Leave out the pictures; transcribe all else exactly.

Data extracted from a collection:
|---|

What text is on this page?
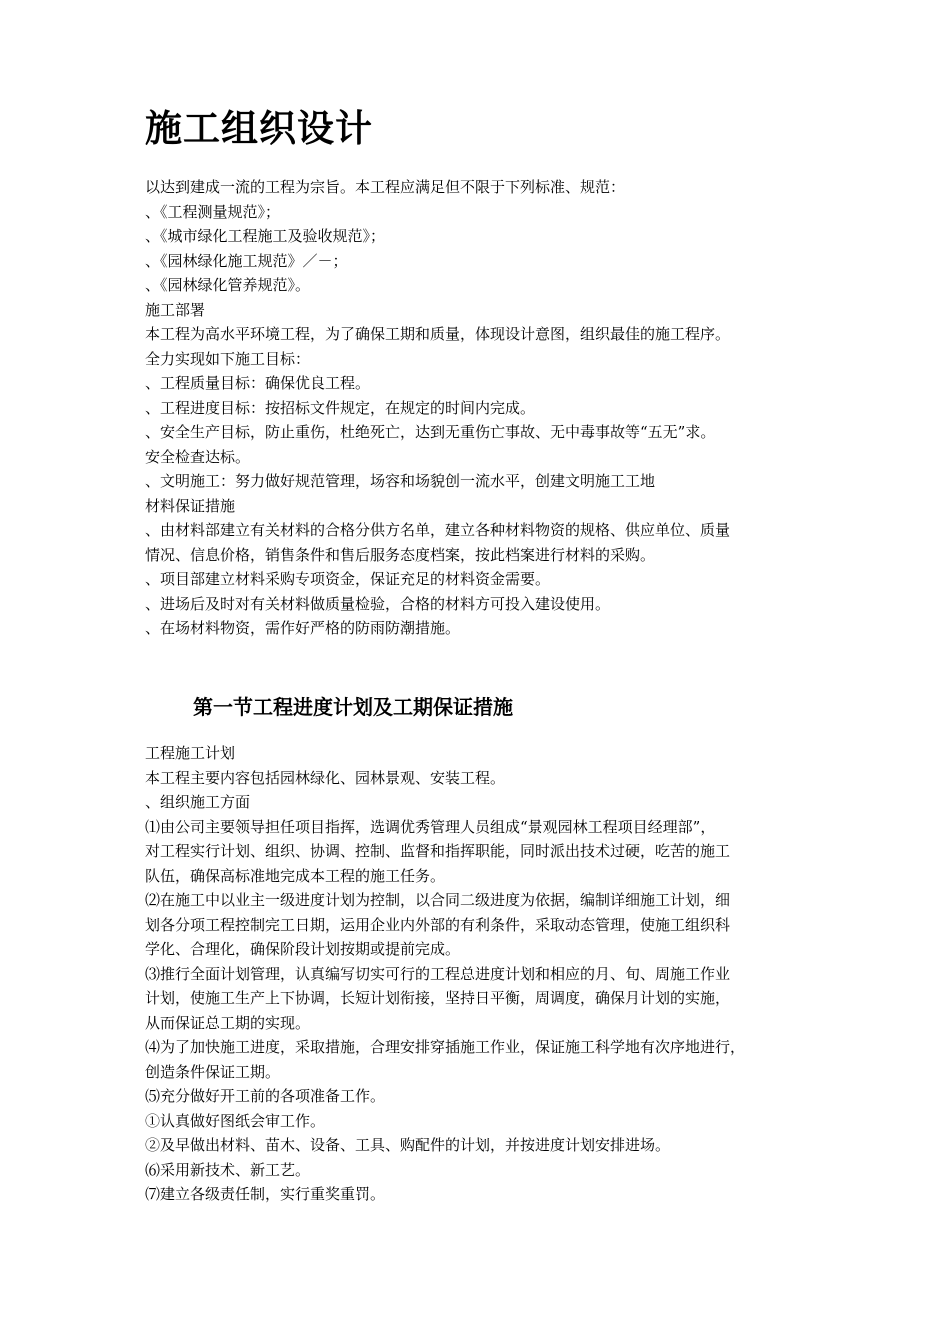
施工组织设计
以达到建成一流的工程为宗旨。本工程应满足但不限于下列标准、规范：
、《工程测量规范》；
、《城市绿化工程施工及验收规范》；
、《园林绿化施工规范》／－；
、《园林绿化管养规范》。
施工部署
本工程为高水平环境工程，为了确保工期和质量，体现设计意图，组织最佳的施工程序。
全力实现如下施工目标：
、工程质量目标：确保优良工程。
、工程进度目标：按招标文件规定，在规定的时间内完成。
、安全生产目标，防止重伤，杜绝死亡，达到无重伤亡事故、无中毒事故等“五无”求。
安全检查达标。
、文明施工：努力做好规范管理，场容和场貌创一流水平，创建文明施工工地
材料保证措施
、由材料部建立有关材料的合格分供方名单，建立各种材料物资的规格、供应单位、质量
情况、信息价格，销售条件和售后服务态度档案，按此档案进行材料的采购。
、项目部建立材料采购专项资金，保证充足的材料资金需要。
、进场后及时对有关材料做质量检验，合格的材料方可投入建设使用。
、在场材料物资，需作好严格的防雨防潮措施。
第一节工程进度计划及工期保证措施
工程施工计划
本工程主要内容包括园林绿化、园林景观、安装工程。
、组织施工方面
⑴由公司主要领导担任项目指挥，选调优秀管理人员组成“景观园林工程项目经理部”，
对工程实行计划、组织、协调、控制、监督和指挥职能，同时派出技术过硬，吃苦的施工
队伍，确保高标准地完成本工程的施工任务。
⑵在施工中以业主一级进度计划为控制，以合同二级进度为依据，编制详细施工计划，细
划各分项工程控制完工日期，运用企业内外部的有利条件，采取动态管理，使施工组织科
学化、合理化，确保阶段计划按期或提前完成。
⑶推行全面计划管理，认真编写切实可行的工程总进度计划和相应的月、旬、周施工作业
计划，使施工生产上下协调，长短计划衔接，坚持日平衡，周调度，确保月计划的实施，
从而保证总工期的实现。
⑷为了加快施工进度，采取措施，合理安排穿插施工作业，保证施工科学地有次序地进行，
创造条件保证工期。
⑸充分做好开工前的各项准备工作。
①认真做好图纸会审工作。
②及早做出材料、苗木、设备、工具、购配件的计划，并按进度计划安排进场。
⑹采用新技术、新工艺。
⑺建立各级责任制，实行重奖重罚。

|---|

## Output of the exercise
What text is on this page?
施工组织设计
以达到建成一流的工程为宗旨。本工程应满足但不限于下列标准、规范：
、《工程测量规范》；
、《城市绿化工程施工及验收规范》；
、《园林绿化施工规范》／－；
、《园林绿化管养规范》。
施工部署
本工程为高水平环境工程，为了确保工期和质量，体现设计意图，组织最佳的施工程序。
全力实现如下施工目标：
、工程质量目标：确保优良工程。
、工程进度目标：按招标文件规定，在规定的时间内完成。
、安全生产目标，防止重伤，杜绝死亡，达到无重伤亡事故、无中毒事故等“五无”求。
安全检查达标。
、文明施工：努力做好规范管理，场容和场貌创一流水平，创建文明施工工地
材料保证措施
、由材料部建立有关材料的合格分供方名单，建立各种材料物资的规格、供应单位、质量
情况、信息价格，销售条件和售后服务态度档案，按此档案进行材料的采购。
、项目部建立材料采购专项资金，保证充足的材料资金需要。
、进场后及时对有关材料做质量检验，合格的材料方可投入建设使用。
、在场材料物资，需作好严格的防雨防潮措施。
第一节工程进度计划及工期保证措施
工程施工计划
本工程主要内容包括园林绿化、园林景观、安装工程。
、组织施工方面
⑴由公司主要领导担任项目指挥，选调优秀管理人员组成“景观园林工程项目经理部”，
对工程实行计划、组织、协调、控制、监督和指挥职能，同时派出技术过硬，吃苦的施工
队伍，确保高标准地完成本工程的施工任务。
⑵在施工中以业主一级进度计划为控制，以合同二级进度为依据，编制详细施工计划，细
划各分项工程控制完工日期，运用企业内外部的有利条件，采取动态管理，使施工组织科
学化、合理化，确保阶段计划按期或提前完成。
⑶推行全面计划管理，认真编写切实可行的工程总进度计划和相应的月、旬、周施工作业
计划，使施工生产上下协调，长短计划衔接，坚持日平衡，周调度，确保月计划的实施，
从而保证总工期的实现。
⑷为了加快施工进度，采取措施，合理安排穿插施工作业，保证施工科学地有次序地进行，
创造条件保证工期。
⑸充分做好开工前的各项准备工作。
①认真做好图纸会审工作。
②及早做出材料、苗木、设备、工具、购配件的计划，并按进度计划安排进场。
⑹采用新技术、新工艺。
⑺建立各级责任制，实行重奖重罚。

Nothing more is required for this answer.